▶ [Task to carry out] Look for "label" in each line of the entries, and return the matching lines.

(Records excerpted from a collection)

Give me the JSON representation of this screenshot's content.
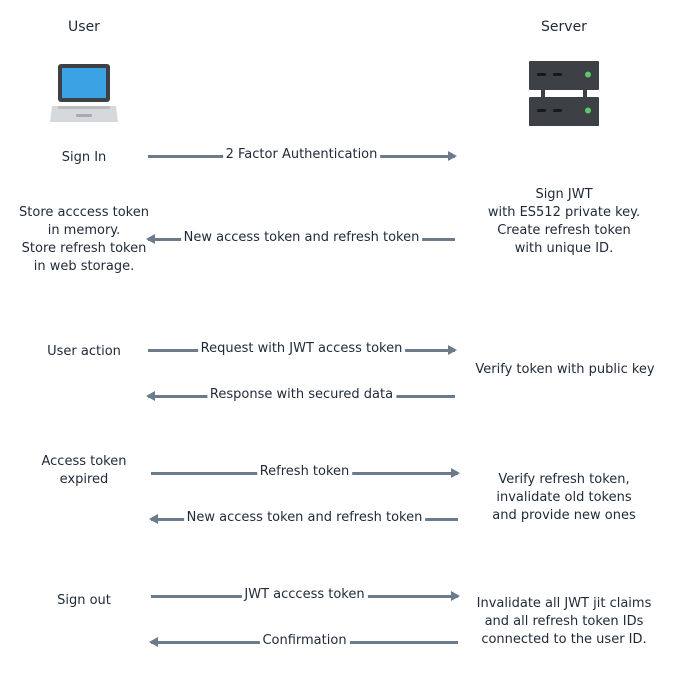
{
  "headers": {
    "user": "User",
    "server": "Server"
  },
  "icons": {
    "user": "laptop-icon",
    "server": "server-icon"
  },
  "colors": {
    "arrow": "#6b7b8c",
    "laptop_screen": "#3ba3e3",
    "server_body": "#3d4044",
    "server_led": "#5cc86a"
  },
  "steps": [
    {
      "user_text": [
        "Sign In"
      ],
      "arrows": [
        {
          "direction": "right",
          "label": "2 Factor Authentication"
        }
      ],
      "server_text": []
    },
    {
      "user_text": [
        "Store acccess token",
        "in memory.",
        "Store refresh token",
        "in web storage."
      ],
      "arrows": [
        {
          "direction": "left",
          "label": "New access token and refresh token"
        }
      ],
      "server_text": [
        "Sign JWT",
        "with ES512 private key.",
        "Create refresh token",
        "with unique ID."
      ]
    },
    {
      "user_text": [
        "User action"
      ],
      "arrows": [
        {
          "direction": "right",
          "label": "Request with JWT access token"
        },
        {
          "direction": "left",
          "label": "Response with secured data"
        }
      ],
      "server_text": [
        "Verify token with public key"
      ]
    },
    {
      "user_text": [
        "Access token",
        "expired"
      ],
      "arrows": [
        {
          "direction": "right",
          "label": "Refresh token"
        },
        {
          "direction": "left",
          "label": "New access token and refresh token"
        }
      ],
      "server_text": [
        "Verify refresh token,",
        "invalidate old tokens",
        "and provide new ones"
      ]
    },
    {
      "user_text": [
        "Sign out"
      ],
      "arrows": [
        {
          "direction": "right",
          "label": "JWT acccess token"
        },
        {
          "direction": "left",
          "label": "Confirmation"
        }
      ],
      "server_text": [
        "Invalidate all JWT jit claims",
        "and all refresh token IDs",
        "connected to the user ID."
      ]
    }
  ]
}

▶ [Response to the task]
          "label": "2 Factor Authentication"
          "label": "New access token and refresh token"
          "label": "Request with JWT access token"
          "label": "Response with secured data"
          "label": "Refresh token"
          "label": "New access token and refresh token"
          "label": "JWT acccess token"
          "label": "Confirmation"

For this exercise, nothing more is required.